> Record excerpts:
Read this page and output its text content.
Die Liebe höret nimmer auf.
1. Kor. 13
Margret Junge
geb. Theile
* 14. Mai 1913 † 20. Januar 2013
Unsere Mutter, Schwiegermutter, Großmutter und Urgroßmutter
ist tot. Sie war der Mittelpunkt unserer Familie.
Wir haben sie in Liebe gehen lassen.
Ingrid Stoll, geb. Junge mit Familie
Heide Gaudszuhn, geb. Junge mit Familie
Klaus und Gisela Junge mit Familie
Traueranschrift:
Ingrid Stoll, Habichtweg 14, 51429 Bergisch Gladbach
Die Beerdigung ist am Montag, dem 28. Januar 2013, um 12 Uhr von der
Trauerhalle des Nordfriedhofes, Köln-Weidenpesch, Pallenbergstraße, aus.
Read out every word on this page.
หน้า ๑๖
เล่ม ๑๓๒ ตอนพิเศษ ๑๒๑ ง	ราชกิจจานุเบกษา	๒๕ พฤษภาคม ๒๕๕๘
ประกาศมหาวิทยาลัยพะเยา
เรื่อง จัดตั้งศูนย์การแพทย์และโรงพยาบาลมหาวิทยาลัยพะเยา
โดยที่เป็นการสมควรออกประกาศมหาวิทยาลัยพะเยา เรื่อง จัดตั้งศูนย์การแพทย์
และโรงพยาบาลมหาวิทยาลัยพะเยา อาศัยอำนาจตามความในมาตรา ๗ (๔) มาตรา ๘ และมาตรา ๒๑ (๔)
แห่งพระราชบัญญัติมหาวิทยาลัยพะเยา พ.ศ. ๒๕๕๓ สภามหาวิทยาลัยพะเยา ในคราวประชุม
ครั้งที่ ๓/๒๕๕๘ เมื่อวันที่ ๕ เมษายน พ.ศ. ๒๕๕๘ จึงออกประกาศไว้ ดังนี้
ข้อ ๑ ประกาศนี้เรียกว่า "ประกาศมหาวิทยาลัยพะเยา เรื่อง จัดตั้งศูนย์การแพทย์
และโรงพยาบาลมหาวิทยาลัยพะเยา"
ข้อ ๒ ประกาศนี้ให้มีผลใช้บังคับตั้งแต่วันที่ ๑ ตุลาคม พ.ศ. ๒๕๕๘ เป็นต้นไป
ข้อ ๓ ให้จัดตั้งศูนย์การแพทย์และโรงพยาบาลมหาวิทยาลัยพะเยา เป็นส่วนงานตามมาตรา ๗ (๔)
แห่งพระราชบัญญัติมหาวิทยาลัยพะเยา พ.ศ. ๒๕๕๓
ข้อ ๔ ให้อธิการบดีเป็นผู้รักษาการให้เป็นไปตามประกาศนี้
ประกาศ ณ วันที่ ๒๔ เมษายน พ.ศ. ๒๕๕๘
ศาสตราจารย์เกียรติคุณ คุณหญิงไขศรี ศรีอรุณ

> Goal of the exercise: From the listing above, pick out each line where the word "this" appears.

> Correct output:
Read this page and output its text content.
Read out every word on this page.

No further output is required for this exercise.